Stated exercise:
Output each line exactly as it appears, skipping any embedded picture.

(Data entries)
★ ★ ★ ★ ★

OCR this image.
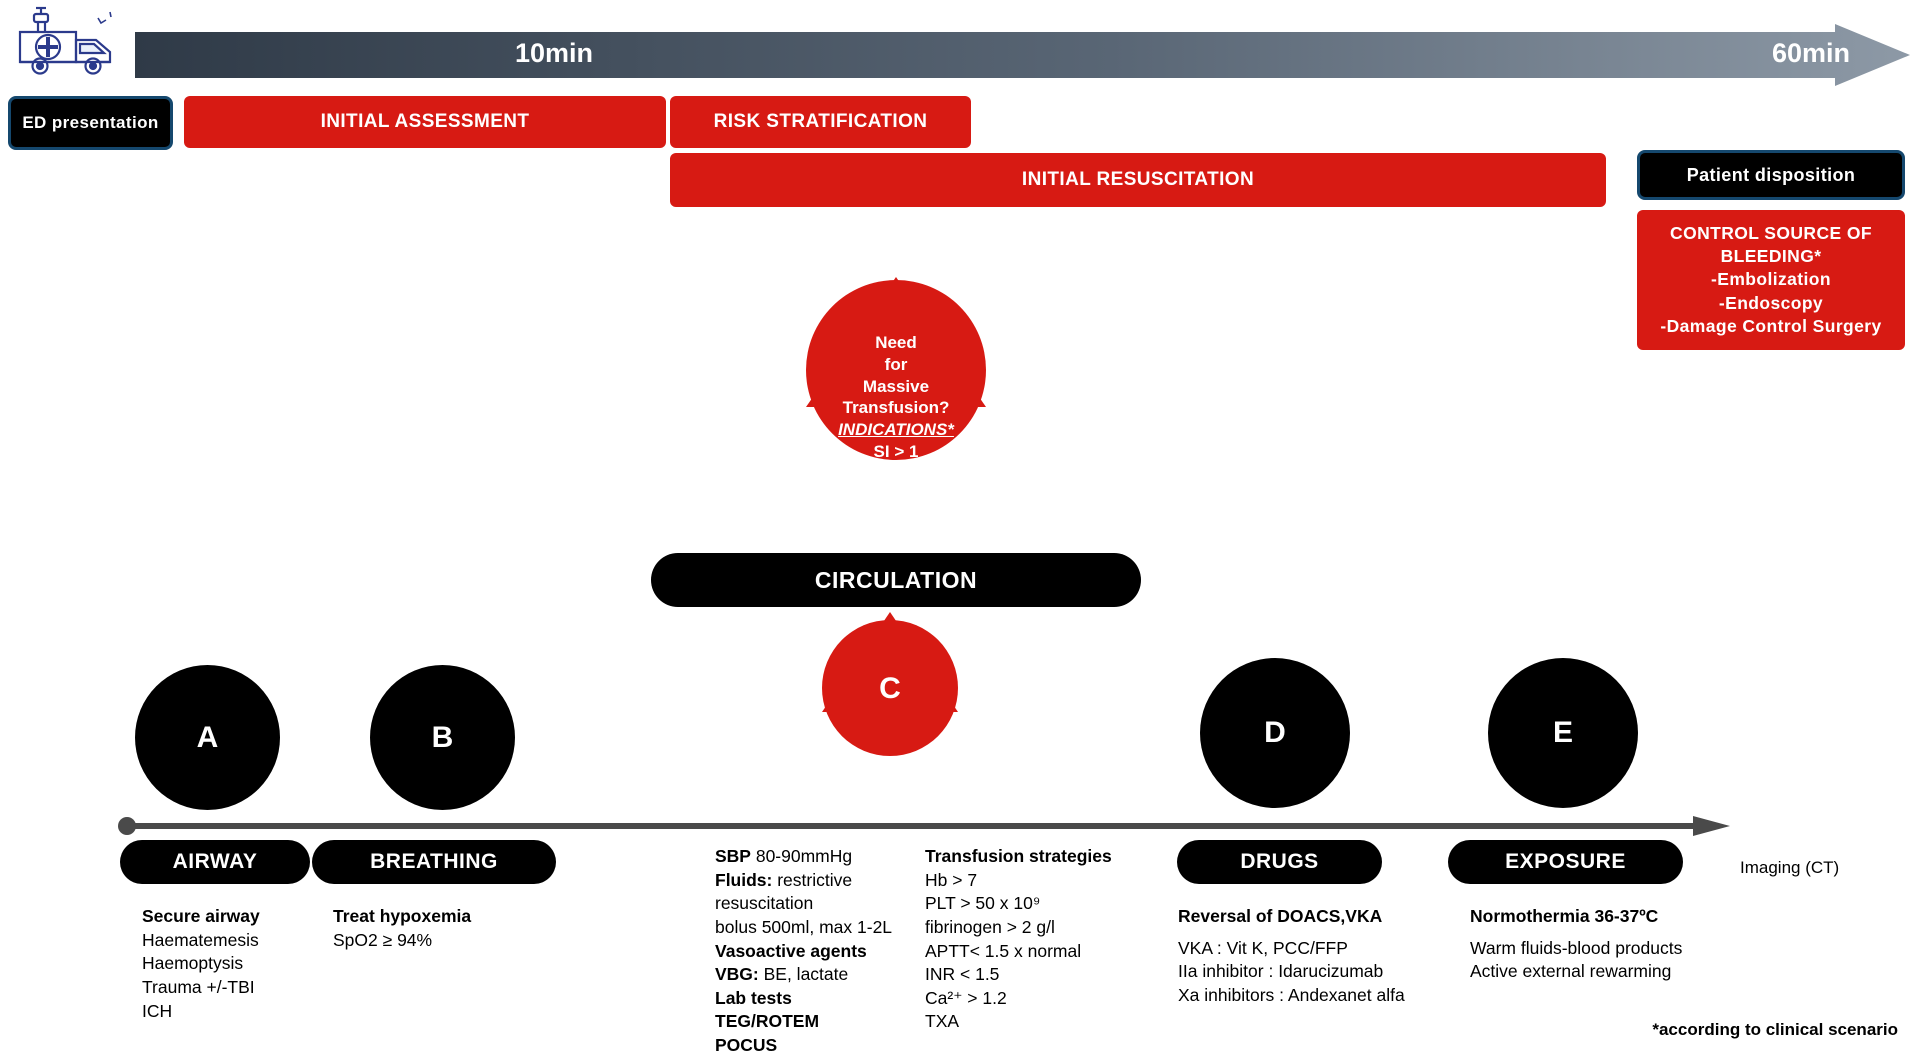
10min	60min
ED presentation	INITIAL ASSESSMENT	RISK STRATIFICATION
INITIAL RESUSCITATION	Patient disposition
CONTROL SOURCE OF BLEEDING*
-Embolization
-Endoscopy
-Damage Control Surgery
Need
for
Massive
Transfusion?
INDICATIONS*
SI > 1
ABC ≥ 2
CIRCULATION
C
A	B	D	E
AIRWAY	BREATHING	DRUGS	EXPOSURE
Secure airway
Haematemesis
Haemoptysis
Trauma +/-TBI
ICH
Treat hypoxemia
SpO2 ≥ 94%
SBP 80-90mmHg
Fluids: restrictive
resuscitation
bolus 500ml, max 1-2L
Vasoactive agents
VBG: BE, lactate
Lab tests
TEG/ROTEM
POCUS
Transfusion strategies
Hb > 7
PLT > 50 x 10⁹
fibrinogen > 2 g/l
APTT< 1.5 x normal
INR < 1.5
Ca²⁺ > 1.2
TXA
Reversal of DOACS,VKA
VKA : Vit K, PCC/FFP
IIa inhibitor : Idarucizumab
Xa inhibitors : Andexanet alfa
Normothermia 36-37ºC
Warm fluids-blood products
Active external rewarming
Imaging (CT)
*according to clinical scenario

★ ★ ★ ★ ★

Response to the task:
OCR this image.
10min	60min
ED presentation	INITIAL ASSESSMENT	RISK STRATIFICATION
INITIAL RESUSCITATION	Patient disposition
CONTROL SOURCE OF BLEEDING*
-Embolization
-Endoscopy
-Damage Control Surgery
Need
for
Massive
Transfusion?
INDICATIONS*
SI > 1
ABC ≥ 2
CIRCULATION
C
A	B	D	E
AIRWAY	BREATHING	DRUGS	EXPOSURE
Secure airway
Haematemesis
Haemoptysis
Trauma +/-TBI
ICH
Treat hypoxemia
SpO2 ≥ 94%
SBP 80-90mmHg
Fluids: restrictive
resuscitation
bolus 500ml, max 1-2L
Vasoactive agents
VBG: BE, lactate
Lab tests
TEG/ROTEM
POCUS
Transfusion strategies
Hb > 7
PLT > 50 x 10⁹
fibrinogen > 2 g/l
APTT< 1.5 x normal
INR < 1.5
Ca²⁺ > 1.2
TXA
Reversal of DOACS,VKA
VKA : Vit K, PCC/FFP
IIa inhibitor : Idarucizumab
Xa inhibitors : Andexanet alfa
Normothermia 36-37ºC
Warm fluids-blood products
Active external rewarming
Imaging (CT)
*according to clinical scenario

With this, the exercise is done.